WORK INSTRUCTIONS: Find every line of the listing below where "band" appears, and copy it.

____ ITEMS

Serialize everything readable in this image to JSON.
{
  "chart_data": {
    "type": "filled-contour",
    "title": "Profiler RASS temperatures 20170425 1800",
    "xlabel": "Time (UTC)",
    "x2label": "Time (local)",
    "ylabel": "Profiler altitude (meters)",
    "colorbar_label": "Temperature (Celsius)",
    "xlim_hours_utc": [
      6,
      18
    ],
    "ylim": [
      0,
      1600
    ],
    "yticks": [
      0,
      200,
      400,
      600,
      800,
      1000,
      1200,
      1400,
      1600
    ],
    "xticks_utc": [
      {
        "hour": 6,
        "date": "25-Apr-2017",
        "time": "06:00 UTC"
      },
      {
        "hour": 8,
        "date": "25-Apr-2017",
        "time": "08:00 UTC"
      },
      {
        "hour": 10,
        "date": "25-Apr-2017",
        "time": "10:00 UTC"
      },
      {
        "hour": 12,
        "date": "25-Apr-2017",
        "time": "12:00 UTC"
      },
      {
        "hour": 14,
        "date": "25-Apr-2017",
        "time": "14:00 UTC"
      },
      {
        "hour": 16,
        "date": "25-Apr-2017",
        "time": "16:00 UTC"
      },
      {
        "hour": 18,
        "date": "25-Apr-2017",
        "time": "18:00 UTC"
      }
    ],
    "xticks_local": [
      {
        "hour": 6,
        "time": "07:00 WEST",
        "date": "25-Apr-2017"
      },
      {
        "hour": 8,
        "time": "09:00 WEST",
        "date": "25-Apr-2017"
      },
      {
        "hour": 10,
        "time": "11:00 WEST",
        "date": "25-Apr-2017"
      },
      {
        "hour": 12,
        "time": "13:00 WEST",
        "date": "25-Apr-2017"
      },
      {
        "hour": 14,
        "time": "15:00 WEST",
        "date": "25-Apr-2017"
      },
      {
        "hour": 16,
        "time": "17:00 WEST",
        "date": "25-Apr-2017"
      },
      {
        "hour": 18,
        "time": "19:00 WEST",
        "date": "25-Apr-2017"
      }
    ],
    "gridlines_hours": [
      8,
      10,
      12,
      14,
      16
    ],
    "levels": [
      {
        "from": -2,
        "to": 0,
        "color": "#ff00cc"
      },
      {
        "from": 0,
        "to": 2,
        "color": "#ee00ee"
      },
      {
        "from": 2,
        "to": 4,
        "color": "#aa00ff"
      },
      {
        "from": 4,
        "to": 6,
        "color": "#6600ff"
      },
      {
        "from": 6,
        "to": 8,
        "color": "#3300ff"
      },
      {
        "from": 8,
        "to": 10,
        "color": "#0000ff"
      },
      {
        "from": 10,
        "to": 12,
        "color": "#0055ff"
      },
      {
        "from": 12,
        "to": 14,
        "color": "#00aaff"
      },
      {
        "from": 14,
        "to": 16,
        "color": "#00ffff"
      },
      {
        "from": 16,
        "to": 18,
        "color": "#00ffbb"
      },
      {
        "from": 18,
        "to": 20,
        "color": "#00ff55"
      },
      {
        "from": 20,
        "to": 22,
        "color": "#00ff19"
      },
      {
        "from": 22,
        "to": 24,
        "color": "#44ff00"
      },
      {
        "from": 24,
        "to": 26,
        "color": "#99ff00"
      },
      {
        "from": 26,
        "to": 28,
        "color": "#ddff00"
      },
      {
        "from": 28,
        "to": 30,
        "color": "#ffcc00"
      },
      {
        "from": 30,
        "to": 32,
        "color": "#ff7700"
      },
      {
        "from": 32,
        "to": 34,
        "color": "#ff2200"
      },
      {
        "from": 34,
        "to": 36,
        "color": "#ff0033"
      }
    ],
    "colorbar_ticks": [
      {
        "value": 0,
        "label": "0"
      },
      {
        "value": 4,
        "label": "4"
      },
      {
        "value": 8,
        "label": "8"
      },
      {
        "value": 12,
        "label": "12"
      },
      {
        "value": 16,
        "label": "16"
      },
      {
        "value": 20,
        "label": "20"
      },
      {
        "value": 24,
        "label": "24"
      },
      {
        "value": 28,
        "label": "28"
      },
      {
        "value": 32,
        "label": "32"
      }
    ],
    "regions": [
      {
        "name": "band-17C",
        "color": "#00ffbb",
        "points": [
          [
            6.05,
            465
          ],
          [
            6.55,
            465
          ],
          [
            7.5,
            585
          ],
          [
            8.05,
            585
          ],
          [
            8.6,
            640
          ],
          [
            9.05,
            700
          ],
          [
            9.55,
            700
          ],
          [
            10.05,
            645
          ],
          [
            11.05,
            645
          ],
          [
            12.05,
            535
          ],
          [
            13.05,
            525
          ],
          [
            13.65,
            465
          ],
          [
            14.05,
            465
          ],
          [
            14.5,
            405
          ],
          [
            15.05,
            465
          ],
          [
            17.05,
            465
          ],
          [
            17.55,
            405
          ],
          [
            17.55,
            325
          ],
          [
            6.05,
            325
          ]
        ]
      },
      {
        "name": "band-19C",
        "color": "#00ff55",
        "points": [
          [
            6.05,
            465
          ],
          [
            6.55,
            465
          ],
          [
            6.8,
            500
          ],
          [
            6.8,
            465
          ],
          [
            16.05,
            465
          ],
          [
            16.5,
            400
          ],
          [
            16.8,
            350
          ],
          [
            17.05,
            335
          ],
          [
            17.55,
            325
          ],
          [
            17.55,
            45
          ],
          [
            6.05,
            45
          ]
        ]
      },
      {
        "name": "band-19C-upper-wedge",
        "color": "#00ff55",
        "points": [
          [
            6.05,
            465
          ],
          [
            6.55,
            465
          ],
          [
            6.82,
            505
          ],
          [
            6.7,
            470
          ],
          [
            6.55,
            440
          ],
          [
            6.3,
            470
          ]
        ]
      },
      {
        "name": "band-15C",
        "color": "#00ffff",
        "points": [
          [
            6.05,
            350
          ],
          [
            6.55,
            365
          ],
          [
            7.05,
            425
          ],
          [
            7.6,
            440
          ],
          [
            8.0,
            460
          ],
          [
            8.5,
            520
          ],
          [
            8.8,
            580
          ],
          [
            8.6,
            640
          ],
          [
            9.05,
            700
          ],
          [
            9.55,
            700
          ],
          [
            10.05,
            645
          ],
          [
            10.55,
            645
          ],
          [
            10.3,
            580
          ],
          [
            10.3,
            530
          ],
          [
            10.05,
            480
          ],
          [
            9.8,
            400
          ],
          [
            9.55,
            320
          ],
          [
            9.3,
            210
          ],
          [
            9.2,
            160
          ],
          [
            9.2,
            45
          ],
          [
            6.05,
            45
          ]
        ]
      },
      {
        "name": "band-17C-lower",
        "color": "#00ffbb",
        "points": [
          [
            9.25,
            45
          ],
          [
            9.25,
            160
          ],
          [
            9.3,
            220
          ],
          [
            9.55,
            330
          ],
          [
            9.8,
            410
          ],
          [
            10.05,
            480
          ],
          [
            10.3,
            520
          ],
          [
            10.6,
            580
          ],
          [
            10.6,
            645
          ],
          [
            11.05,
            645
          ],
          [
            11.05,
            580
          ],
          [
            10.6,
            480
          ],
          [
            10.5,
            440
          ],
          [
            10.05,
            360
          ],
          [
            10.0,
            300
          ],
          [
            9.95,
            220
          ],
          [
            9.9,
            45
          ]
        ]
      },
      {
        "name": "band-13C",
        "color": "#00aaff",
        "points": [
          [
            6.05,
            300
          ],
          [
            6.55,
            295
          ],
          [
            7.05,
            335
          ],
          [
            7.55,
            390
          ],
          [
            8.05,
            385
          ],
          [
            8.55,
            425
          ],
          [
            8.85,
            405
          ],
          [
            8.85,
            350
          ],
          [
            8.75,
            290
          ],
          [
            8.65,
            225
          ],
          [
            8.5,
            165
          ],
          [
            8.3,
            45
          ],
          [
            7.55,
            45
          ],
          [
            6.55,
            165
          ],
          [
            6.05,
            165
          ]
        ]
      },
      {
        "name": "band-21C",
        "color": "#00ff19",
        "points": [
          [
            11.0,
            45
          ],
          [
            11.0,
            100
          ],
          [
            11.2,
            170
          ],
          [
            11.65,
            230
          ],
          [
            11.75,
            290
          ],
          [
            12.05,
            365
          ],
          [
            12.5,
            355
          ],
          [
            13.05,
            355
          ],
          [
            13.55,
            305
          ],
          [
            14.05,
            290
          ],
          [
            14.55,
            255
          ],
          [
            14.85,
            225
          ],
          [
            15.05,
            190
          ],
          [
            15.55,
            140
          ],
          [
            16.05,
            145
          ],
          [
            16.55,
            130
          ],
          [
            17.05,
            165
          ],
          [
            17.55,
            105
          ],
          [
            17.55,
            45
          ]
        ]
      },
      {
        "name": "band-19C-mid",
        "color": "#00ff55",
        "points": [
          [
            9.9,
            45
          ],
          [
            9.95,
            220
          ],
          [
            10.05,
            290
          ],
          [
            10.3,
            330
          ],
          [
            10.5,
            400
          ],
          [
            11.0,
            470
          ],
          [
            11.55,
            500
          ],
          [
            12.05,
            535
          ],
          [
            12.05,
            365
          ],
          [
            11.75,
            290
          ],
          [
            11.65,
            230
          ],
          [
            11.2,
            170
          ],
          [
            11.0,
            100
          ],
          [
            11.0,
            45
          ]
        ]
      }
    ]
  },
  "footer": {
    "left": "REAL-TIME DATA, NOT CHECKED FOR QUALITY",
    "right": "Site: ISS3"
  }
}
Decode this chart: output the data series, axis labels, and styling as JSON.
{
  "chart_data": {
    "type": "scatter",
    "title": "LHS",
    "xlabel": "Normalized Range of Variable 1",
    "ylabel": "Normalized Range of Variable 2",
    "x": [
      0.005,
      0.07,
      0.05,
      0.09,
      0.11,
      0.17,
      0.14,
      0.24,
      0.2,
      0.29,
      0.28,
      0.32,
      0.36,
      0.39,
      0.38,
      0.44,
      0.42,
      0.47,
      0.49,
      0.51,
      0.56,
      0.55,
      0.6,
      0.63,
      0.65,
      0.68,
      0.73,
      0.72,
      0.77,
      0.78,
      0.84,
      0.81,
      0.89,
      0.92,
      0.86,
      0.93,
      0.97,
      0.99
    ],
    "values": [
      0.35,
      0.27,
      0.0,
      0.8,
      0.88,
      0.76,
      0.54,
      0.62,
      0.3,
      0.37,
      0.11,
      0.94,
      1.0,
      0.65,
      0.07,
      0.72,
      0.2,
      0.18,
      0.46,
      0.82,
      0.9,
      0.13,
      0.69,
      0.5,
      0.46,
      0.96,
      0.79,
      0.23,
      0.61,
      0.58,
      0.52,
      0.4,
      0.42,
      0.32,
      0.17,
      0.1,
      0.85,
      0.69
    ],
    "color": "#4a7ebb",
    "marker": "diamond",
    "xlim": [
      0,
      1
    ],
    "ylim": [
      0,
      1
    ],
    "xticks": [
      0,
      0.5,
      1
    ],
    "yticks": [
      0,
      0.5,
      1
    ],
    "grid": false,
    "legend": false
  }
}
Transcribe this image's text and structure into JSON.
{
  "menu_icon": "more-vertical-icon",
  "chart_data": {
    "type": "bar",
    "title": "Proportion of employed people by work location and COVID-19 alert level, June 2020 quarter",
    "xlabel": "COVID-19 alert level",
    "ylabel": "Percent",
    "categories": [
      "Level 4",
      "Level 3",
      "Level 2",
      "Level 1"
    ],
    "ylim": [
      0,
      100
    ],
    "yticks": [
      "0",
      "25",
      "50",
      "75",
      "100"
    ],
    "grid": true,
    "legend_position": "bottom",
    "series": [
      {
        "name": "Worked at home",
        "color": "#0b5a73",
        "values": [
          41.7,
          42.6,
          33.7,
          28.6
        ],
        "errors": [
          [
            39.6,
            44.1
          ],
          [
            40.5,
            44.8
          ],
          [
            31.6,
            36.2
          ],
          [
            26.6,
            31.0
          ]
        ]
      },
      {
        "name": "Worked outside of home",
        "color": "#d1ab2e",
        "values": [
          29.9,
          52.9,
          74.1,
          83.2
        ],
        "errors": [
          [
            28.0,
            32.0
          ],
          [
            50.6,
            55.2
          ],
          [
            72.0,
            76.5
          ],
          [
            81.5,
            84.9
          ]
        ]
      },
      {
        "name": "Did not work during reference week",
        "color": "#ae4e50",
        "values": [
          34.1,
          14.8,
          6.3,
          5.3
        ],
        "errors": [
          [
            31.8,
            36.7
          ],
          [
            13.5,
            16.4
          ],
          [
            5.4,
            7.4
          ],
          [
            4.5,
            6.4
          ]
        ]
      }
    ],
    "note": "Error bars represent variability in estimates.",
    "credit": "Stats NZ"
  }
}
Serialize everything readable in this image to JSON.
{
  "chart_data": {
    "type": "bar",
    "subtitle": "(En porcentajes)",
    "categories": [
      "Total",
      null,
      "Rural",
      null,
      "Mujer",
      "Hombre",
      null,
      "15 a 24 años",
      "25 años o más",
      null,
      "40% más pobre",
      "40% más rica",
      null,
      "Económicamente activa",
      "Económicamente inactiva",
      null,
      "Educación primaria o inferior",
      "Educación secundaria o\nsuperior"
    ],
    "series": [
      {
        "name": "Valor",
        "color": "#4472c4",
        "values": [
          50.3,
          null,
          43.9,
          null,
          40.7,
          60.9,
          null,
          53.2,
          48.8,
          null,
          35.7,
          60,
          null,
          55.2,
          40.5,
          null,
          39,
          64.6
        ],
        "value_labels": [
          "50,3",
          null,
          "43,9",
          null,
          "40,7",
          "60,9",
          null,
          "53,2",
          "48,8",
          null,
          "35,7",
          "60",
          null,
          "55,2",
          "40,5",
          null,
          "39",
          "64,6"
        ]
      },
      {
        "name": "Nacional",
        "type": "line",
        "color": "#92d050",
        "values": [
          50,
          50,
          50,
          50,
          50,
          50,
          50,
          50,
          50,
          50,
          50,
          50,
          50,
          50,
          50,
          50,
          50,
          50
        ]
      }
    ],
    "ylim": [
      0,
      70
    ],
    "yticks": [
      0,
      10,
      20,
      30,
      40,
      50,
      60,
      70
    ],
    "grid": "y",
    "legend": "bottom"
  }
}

________

SOLUTION:
        "name": "band-17C",
        "name": "band-19C",
        "name": "band-19C-upper-wedge",
        "name": "band-15C",
        "name": "band-17C-lower",
        "name": "band-13C",
        "name": "band-21C",
        "name": "band-19C-mid",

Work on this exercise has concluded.